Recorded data
--

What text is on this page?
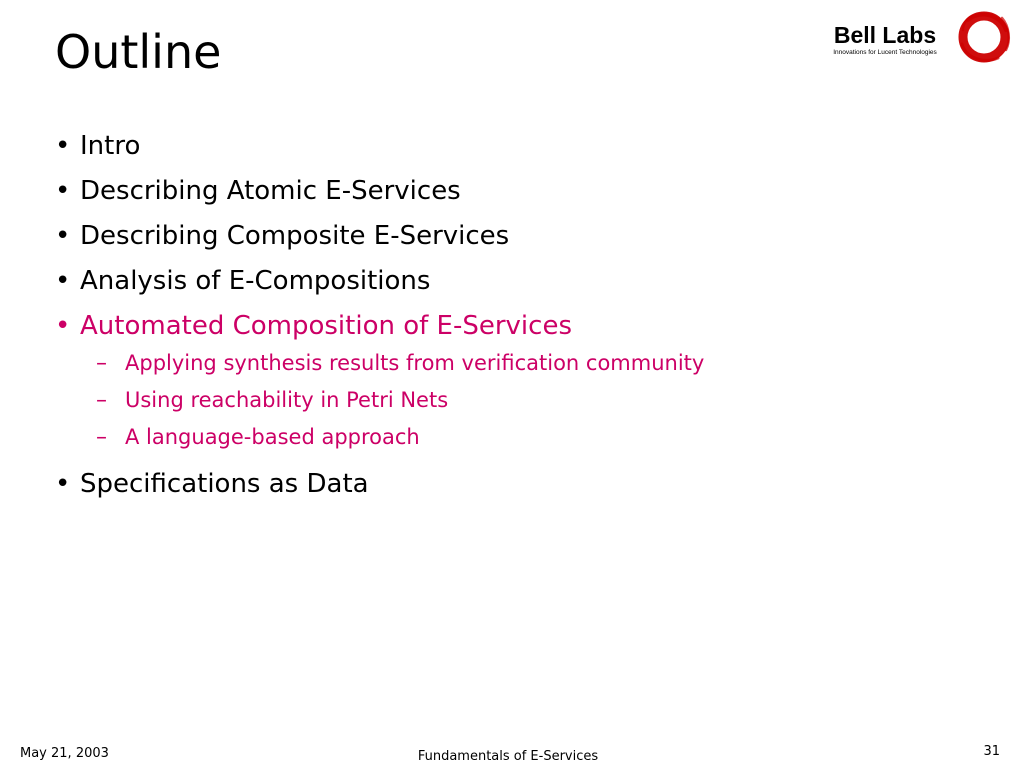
Outline	Bell Labs
Innovations for Lucent Technologies
• Intro
• Describing Atomic E-Services
• Describing Composite E-Services
• Analysis of E-Compositions
• Automated Composition of E-Services
– Applying synthesis results from verification community
– Using reachability in Petri Nets
– A language-based approach
• Specifications as Data
May 21, 2003	Fundamentals of E-Services	31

--

--- GIVEN PROBLEM ---
The listing above must be printed again exactly, minus its pictures.

--- THE RESULT ---
What text is on this page?
Outline	Bell Labs
Innovations for Lucent Technologies
• Intro
• Describing Atomic E-Services
• Describing Composite E-Services
• Analysis of E-Compositions
• Automated Composition of E-Services
– Applying synthesis results from verification community
– Using reachability in Petri Nets
– A language-based approach
• Specifications as Data
May 21, 2003	Fundamentals of E-Services	31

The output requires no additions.